[Task to carry out]
Copy down all of the data underneath, exactly as shown.

[Information given]
· · ·
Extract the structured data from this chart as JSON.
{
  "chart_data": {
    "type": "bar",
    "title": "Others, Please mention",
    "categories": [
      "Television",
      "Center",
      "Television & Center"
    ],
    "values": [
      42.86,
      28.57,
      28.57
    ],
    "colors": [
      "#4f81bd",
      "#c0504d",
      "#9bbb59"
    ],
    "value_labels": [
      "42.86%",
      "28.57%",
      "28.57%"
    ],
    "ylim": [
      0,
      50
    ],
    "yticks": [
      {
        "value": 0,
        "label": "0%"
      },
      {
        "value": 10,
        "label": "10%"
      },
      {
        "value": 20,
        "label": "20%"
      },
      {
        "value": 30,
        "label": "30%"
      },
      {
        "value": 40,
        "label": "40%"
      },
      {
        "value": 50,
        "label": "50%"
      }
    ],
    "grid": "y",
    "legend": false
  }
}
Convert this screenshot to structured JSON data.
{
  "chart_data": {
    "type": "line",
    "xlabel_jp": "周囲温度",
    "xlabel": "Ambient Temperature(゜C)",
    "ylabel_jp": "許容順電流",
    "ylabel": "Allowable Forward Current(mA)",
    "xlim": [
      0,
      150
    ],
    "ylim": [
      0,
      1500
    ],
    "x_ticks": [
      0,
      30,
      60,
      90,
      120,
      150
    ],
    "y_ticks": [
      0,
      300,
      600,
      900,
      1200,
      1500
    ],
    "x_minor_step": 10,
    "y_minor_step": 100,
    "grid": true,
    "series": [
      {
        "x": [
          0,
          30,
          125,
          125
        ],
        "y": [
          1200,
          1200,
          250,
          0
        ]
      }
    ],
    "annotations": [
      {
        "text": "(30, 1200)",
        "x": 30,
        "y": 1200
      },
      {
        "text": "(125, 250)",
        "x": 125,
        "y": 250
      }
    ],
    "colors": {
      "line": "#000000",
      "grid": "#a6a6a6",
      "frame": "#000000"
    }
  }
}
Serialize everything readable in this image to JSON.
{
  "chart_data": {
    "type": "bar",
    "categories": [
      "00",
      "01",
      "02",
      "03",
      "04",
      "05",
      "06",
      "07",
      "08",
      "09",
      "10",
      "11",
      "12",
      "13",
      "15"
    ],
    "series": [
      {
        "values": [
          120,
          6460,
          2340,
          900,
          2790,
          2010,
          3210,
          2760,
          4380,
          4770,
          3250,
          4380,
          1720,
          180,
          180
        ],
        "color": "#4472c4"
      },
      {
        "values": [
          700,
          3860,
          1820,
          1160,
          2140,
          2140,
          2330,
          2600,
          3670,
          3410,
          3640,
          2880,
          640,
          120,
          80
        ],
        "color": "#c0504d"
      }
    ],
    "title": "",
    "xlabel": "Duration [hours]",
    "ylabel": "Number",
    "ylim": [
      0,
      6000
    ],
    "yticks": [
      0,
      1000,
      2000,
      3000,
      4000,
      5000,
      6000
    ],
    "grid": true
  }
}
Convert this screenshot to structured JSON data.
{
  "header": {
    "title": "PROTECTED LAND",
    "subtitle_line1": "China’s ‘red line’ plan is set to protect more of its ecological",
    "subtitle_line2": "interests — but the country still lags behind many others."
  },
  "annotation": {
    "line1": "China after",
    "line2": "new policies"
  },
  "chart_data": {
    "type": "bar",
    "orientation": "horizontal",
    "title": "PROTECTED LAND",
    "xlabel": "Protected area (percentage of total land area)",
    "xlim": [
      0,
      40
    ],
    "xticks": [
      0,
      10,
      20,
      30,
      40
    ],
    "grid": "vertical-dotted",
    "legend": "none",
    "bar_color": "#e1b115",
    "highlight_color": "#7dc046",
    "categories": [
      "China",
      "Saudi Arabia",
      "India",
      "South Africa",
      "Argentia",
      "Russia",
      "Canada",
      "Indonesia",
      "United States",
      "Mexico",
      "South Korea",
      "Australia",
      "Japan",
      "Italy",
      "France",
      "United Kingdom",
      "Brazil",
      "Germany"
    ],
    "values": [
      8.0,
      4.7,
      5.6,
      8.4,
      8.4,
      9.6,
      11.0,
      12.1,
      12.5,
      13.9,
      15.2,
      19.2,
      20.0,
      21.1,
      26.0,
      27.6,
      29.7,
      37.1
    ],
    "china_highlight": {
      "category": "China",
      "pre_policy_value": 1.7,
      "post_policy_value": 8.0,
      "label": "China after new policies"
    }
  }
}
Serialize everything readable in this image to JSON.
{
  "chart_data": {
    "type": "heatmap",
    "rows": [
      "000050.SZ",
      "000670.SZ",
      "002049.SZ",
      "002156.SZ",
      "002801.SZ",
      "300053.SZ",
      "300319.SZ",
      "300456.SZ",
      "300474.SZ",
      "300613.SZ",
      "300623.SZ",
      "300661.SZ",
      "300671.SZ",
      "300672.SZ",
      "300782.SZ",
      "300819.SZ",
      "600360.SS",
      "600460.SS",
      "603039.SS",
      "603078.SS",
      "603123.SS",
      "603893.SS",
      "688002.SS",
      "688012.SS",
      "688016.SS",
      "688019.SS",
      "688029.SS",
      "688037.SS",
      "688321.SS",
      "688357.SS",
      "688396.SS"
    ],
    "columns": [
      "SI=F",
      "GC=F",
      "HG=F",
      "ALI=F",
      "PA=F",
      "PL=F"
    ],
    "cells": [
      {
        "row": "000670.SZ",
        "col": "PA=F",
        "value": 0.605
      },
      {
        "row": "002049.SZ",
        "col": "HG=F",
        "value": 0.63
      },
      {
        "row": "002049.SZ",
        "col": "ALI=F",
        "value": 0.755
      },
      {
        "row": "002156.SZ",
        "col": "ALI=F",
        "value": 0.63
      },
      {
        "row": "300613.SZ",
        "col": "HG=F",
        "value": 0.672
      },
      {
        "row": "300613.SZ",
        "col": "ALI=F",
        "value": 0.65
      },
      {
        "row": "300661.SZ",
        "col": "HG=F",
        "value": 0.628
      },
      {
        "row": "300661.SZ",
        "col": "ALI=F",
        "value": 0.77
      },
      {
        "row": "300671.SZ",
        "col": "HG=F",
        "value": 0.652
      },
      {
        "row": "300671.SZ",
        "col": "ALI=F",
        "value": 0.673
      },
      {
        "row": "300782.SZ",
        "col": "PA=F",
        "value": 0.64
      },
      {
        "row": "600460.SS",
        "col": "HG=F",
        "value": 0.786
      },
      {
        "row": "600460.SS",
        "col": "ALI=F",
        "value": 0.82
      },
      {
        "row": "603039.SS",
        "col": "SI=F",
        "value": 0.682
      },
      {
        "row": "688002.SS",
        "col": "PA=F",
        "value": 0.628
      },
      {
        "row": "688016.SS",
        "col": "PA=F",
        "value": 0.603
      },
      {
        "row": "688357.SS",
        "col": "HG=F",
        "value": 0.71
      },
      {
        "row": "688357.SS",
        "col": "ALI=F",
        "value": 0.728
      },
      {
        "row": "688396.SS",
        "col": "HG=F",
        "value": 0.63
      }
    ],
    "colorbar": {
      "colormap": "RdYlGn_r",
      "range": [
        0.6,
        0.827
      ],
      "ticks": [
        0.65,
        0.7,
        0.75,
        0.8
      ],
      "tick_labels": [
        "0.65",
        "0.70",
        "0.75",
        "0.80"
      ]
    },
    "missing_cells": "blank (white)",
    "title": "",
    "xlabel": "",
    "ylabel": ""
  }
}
· · ·
[Exercise answer]
Extract the structured data from this chart as JSON.
{
  "chart_data": {
    "type": "bar",
    "title": "Others, Please mention",
    "categories": [
      "Television",
      "Center",
      "Television & Center"
    ],
    "values": [
      42.86,
      28.57,
      28.57
    ],
    "colors": [
      "#4f81bd",
      "#c0504d",
      "#9bbb59"
    ],
    "value_labels": [
      "42.86%",
      "28.57%",
      "28.57%"
    ],
    "ylim": [
      0,
      50
    ],
    "yticks": [
      {
        "value": 0,
        "label": "0%"
      },
      {
        "value": 10,
        "label": "10%"
      },
      {
        "value": 20,
        "label": "20%"
      },
      {
        "value": 30,
        "label": "30%"
      },
      {
        "value": 40,
        "label": "40%"
      },
      {
        "value": 50,
        "label": "50%"
      }
    ],
    "grid": "y",
    "legend": false
  }
}
Convert this screenshot to structured JSON data.
{
  "chart_data": {
    "type": "line",
    "xlabel_jp": "周囲温度",
    "xlabel": "Ambient Temperature(゜C)",
    "ylabel_jp": "許容順電流",
    "ylabel": "Allowable Forward Current(mA)",
    "xlim": [
      0,
      150
    ],
    "ylim": [
      0,
      1500
    ],
    "x_ticks": [
      0,
      30,
      60,
      90,
      120,
      150
    ],
    "y_ticks": [
      0,
      300,
      600,
      900,
      1200,
      1500
    ],
    "x_minor_step": 10,
    "y_minor_step": 100,
    "grid": true,
    "series": [
      {
        "x": [
          0,
          30,
          125,
          125
        ],
        "y": [
          1200,
          1200,
          250,
          0
        ]
      }
    ],
    "annotations": [
      {
        "text": "(30, 1200)",
        "x": 30,
        "y": 1200
      },
      {
        "text": "(125, 250)",
        "x": 125,
        "y": 250
      }
    ],
    "colors": {
      "line": "#000000",
      "grid": "#a6a6a6",
      "frame": "#000000"
    }
  }
}
Serialize everything readable in this image to JSON.
{
  "chart_data": {
    "type": "bar",
    "categories": [
      "00",
      "01",
      "02",
      "03",
      "04",
      "05",
      "06",
      "07",
      "08",
      "09",
      "10",
      "11",
      "12",
      "13",
      "15"
    ],
    "series": [
      {
        "values": [
          120,
          6460,
          2340,
          900,
          2790,
          2010,
          3210,
          2760,
          4380,
          4770,
          3250,
          4380,
          1720,
          180,
          180
        ],
        "color": "#4472c4"
      },
      {
        "values": [
          700,
          3860,
          1820,
          1160,
          2140,
          2140,
          2330,
          2600,
          3670,
          3410,
          3640,
          2880,
          640,
          120,
          80
        ],
        "color": "#c0504d"
      }
    ],
    "title": "",
    "xlabel": "Duration [hours]",
    "ylabel": "Number",
    "ylim": [
      0,
      6000
    ],
    "yticks": [
      0,
      1000,
      2000,
      3000,
      4000,
      5000,
      6000
    ],
    "grid": true
  }
}
Convert this screenshot to structured JSON data.
{
  "header": {
    "title": "PROTECTED LAND",
    "subtitle_line1": "China’s ‘red line’ plan is set to protect more of its ecological",
    "subtitle_line2": "interests — but the country still lags behind many others."
  },
  "annotation": {
    "line1": "China after",
    "line2": "new policies"
  },
  "chart_data": {
    "type": "bar",
    "orientation": "horizontal",
    "title": "PROTECTED LAND",
    "xlabel": "Protected area (percentage of total land area)",
    "xlim": [
      0,
      40
    ],
    "xticks": [
      0,
      10,
      20,
      30,
      40
    ],
    "grid": "vertical-dotted",
    "legend": "none",
    "bar_color": "#e1b115",
    "highlight_color": "#7dc046",
    "categories": [
      "China",
      "Saudi Arabia",
      "India",
      "South Africa",
      "Argentia",
      "Russia",
      "Canada",
      "Indonesia",
      "United States",
      "Mexico",
      "South Korea",
      "Australia",
      "Japan",
      "Italy",
      "France",
      "United Kingdom",
      "Brazil",
      "Germany"
    ],
    "values": [
      8.0,
      4.7,
      5.6,
      8.4,
      8.4,
      9.6,
      11.0,
      12.1,
      12.5,
      13.9,
      15.2,
      19.2,
      20.0,
      21.1,
      26.0,
      27.6,
      29.7,
      37.1
    ],
    "china_highlight": {
      "category": "China",
      "pre_policy_value": 1.7,
      "post_policy_value": 8.0,
      "label": "China after new policies"
    }
  }
}
Serialize everything readable in this image to JSON.
{
  "chart_data": {
    "type": "heatmap",
    "rows": [
      "000050.SZ",
      "000670.SZ",
      "002049.SZ",
      "002156.SZ",
      "002801.SZ",
      "300053.SZ",
      "300319.SZ",
      "300456.SZ",
      "300474.SZ",
      "300613.SZ",
      "300623.SZ",
      "300661.SZ",
      "300671.SZ",
      "300672.SZ",
      "300782.SZ",
      "300819.SZ",
      "600360.SS",
      "600460.SS",
      "603039.SS",
      "603078.SS",
      "603123.SS",
      "603893.SS",
      "688002.SS",
      "688012.SS",
      "688016.SS",
      "688019.SS",
      "688029.SS",
      "688037.SS",
      "688321.SS",
      "688357.SS",
      "688396.SS"
    ],
    "columns": [
      "SI=F",
      "GC=F",
      "HG=F",
      "ALI=F",
      "PA=F",
      "PL=F"
    ],
    "cells": [
      {
        "row": "000670.SZ",
        "col": "PA=F",
        "value": 0.605
      },
      {
        "row": "002049.SZ",
        "col": "HG=F",
        "value": 0.63
      },
      {
        "row": "002049.SZ",
        "col": "ALI=F",
        "value": 0.755
      },
      {
        "row": "002156.SZ",
        "col": "ALI=F",
        "value": 0.63
      },
      {
        "row": "300613.SZ",
        "col": "HG=F",
        "value": 0.672
      },
      {
        "row": "300613.SZ",
        "col": "ALI=F",
        "value": 0.65
      },
      {
        "row": "300661.SZ",
        "col": "HG=F",
        "value": 0.628
      },
      {
        "row": "300661.SZ",
        "col": "ALI=F",
        "value": 0.77
      },
      {
        "row": "300671.SZ",
        "col": "HG=F",
        "value": 0.652
      },
      {
        "row": "300671.SZ",
        "col": "ALI=F",
        "value": 0.673
      },
      {
        "row": "300782.SZ",
        "col": "PA=F",
        "value": 0.64
      },
      {
        "row": "600460.SS",
        "col": "HG=F",
        "value": 0.786
      },
      {
        "row": "600460.SS",
        "col": "ALI=F",
        "value": 0.82
      },
      {
        "row": "603039.SS",
        "col": "SI=F",
        "value": 0.682
      },
      {
        "row": "688002.SS",
        "col": "PA=F",
        "value": 0.628
      },
      {
        "row": "688016.SS",
        "col": "PA=F",
        "value": 0.603
      },
      {
        "row": "688357.SS",
        "col": "HG=F",
        "value": 0.71
      },
      {
        "row": "688357.SS",
        "col": "ALI=F",
        "value": 0.728
      },
      {
        "row": "688396.SS",
        "col": "HG=F",
        "value": 0.63
      }
    ],
    "colorbar": {
      "colormap": "RdYlGn_r",
      "range": [
        0.6,
        0.827
      ],
      "ticks": [
        0.65,
        0.7,
        0.75,
        0.8
      ],
      "tick_labels": [
        "0.65",
        "0.70",
        "0.75",
        "0.80"
      ]
    },
    "missing_cells": "blank (white)",
    "title": "",
    "xlabel": "",
    "ylabel": ""
  }
}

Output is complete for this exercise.